**To do:**
Find the word "this" in the material below and gather every line that contains it.

**Exercise inputs:**

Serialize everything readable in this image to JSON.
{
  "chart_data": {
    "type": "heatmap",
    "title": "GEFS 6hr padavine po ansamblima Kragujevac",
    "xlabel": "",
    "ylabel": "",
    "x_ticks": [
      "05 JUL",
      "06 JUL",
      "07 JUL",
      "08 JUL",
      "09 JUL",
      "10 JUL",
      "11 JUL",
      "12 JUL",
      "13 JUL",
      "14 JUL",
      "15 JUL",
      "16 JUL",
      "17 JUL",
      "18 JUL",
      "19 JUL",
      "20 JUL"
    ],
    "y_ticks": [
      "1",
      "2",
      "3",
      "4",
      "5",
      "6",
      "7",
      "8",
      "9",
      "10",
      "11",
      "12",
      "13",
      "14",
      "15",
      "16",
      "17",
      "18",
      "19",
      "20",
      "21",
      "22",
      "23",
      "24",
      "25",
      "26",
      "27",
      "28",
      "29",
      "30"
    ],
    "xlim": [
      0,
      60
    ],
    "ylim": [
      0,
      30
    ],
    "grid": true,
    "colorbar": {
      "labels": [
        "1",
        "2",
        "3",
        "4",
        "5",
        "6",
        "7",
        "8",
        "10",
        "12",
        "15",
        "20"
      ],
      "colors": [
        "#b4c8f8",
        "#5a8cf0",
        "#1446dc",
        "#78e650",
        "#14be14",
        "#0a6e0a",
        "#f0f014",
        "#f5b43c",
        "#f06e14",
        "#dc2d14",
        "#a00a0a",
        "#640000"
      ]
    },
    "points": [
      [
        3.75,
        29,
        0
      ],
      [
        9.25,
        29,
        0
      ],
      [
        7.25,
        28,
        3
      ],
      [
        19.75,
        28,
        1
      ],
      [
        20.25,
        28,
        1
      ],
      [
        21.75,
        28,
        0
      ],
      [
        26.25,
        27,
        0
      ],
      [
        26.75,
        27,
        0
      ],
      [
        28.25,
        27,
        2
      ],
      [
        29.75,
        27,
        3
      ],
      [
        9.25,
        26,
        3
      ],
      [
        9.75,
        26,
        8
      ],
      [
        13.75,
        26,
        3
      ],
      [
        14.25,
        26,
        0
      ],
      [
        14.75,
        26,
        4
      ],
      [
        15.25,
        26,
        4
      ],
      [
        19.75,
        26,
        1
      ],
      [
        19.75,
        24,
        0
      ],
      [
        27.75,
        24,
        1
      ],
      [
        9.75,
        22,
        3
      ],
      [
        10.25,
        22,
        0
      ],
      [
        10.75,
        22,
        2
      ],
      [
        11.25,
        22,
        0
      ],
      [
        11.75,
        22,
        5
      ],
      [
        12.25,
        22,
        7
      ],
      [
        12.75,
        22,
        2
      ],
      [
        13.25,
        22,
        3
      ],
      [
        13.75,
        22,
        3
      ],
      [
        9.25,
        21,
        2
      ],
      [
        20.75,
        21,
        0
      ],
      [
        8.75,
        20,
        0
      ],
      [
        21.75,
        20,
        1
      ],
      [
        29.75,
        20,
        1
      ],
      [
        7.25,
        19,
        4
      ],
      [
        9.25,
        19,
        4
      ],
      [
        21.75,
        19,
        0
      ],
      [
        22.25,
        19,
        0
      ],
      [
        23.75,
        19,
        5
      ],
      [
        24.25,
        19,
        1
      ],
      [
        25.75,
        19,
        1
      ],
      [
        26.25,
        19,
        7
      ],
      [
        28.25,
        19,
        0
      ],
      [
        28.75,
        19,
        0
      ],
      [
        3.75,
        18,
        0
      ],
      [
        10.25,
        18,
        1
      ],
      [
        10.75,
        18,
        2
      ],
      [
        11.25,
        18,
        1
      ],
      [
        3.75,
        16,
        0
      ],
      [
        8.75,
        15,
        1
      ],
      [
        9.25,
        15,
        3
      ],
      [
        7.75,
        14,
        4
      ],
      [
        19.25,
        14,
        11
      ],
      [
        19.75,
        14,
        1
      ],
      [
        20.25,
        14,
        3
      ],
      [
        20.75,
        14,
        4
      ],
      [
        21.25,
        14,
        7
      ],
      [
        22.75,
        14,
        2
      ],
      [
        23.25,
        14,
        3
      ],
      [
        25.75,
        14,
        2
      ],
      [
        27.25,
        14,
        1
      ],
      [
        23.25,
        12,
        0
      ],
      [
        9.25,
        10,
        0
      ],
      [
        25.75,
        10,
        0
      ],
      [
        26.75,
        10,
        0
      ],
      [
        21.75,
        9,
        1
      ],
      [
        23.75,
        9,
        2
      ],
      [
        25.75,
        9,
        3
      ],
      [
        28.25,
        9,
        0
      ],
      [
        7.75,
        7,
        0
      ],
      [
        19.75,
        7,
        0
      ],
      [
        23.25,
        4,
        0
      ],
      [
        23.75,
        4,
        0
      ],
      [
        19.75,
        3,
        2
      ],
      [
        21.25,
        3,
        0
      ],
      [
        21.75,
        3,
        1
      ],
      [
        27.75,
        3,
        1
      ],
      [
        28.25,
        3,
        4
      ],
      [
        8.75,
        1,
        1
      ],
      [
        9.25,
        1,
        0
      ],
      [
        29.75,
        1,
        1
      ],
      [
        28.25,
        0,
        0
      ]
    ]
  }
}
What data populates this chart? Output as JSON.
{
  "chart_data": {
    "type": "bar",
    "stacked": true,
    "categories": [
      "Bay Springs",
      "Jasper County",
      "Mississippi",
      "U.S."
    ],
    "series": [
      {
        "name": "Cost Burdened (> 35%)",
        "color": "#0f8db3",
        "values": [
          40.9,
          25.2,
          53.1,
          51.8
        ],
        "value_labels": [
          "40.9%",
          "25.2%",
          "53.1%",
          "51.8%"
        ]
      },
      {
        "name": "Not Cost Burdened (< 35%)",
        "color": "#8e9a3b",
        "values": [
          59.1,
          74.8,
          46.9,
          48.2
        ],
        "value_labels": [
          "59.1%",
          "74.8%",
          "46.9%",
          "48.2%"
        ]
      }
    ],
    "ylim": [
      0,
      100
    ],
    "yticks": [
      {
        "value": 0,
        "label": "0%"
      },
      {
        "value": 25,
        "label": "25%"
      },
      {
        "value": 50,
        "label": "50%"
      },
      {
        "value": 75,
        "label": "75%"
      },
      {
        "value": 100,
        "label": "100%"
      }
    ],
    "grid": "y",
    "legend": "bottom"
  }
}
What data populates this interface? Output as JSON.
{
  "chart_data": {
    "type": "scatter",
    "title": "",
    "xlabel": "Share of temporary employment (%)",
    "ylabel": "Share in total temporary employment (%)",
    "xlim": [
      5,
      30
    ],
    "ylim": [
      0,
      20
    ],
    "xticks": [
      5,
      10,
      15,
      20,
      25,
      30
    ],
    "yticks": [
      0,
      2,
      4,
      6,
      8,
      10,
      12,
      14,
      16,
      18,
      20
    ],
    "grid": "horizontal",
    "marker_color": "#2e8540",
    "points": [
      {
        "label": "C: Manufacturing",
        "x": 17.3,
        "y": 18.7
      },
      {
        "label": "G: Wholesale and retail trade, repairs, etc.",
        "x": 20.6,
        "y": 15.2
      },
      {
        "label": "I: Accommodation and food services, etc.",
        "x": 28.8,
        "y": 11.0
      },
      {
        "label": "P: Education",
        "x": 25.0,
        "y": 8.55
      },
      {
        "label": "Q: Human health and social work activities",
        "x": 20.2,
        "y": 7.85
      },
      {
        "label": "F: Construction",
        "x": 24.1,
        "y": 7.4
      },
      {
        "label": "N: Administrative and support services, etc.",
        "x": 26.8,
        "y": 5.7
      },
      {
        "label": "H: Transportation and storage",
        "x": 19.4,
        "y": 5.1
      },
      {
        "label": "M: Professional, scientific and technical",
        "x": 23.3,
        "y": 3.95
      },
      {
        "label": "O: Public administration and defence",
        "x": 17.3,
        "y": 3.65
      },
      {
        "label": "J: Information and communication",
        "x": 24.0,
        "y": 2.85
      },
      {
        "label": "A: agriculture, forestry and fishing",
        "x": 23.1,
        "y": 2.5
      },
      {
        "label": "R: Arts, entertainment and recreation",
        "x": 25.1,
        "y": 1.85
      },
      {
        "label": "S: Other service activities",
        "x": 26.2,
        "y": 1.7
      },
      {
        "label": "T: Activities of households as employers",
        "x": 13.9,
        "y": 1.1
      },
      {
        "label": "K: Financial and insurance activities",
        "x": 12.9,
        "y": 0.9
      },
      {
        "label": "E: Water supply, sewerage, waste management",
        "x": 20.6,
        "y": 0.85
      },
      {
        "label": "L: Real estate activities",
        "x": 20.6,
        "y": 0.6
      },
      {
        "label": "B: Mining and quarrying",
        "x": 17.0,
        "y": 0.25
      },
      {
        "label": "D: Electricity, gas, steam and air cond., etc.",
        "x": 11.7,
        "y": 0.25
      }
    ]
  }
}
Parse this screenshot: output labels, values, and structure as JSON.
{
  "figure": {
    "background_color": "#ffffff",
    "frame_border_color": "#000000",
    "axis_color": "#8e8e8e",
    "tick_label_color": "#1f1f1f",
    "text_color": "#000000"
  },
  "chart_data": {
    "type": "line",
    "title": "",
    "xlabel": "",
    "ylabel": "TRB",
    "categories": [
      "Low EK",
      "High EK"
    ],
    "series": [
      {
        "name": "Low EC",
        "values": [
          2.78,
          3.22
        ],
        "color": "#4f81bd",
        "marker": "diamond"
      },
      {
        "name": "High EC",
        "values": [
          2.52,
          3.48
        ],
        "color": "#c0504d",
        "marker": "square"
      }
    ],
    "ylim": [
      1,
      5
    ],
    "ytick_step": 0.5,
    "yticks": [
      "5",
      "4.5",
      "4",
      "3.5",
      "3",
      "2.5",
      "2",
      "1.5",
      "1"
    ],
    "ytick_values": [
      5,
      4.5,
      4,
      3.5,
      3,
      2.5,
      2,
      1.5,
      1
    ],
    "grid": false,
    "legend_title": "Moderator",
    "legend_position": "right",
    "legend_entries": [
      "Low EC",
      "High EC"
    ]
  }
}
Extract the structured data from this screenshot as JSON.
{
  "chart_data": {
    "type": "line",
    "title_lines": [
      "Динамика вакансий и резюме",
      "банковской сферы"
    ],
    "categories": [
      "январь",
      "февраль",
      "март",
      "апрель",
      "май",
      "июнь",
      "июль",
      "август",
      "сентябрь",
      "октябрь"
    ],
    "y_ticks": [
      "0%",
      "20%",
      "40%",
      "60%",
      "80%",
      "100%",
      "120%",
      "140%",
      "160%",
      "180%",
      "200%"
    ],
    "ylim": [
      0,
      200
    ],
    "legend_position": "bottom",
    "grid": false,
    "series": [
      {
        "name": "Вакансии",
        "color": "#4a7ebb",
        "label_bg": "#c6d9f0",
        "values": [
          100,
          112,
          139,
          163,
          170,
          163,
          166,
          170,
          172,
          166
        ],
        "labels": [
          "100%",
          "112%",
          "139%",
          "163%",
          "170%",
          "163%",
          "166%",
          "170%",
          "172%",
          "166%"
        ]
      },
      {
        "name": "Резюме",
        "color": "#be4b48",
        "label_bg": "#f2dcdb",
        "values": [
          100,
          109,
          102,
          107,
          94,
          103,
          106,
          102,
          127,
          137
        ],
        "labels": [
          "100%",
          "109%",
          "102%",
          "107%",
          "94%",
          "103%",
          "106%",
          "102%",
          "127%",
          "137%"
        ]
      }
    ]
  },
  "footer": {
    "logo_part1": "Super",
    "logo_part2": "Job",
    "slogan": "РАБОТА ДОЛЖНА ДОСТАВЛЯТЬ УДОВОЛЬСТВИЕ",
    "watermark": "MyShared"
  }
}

**Written solution:**
Serialize everything readable in this image to JSON.
What data populates this chart? Output as JSON.
What data populates this interface? Output as JSON.
Parse this screenshot: output labels, values, and structure as JSON.
Extract the structured data from this screenshot as JSON.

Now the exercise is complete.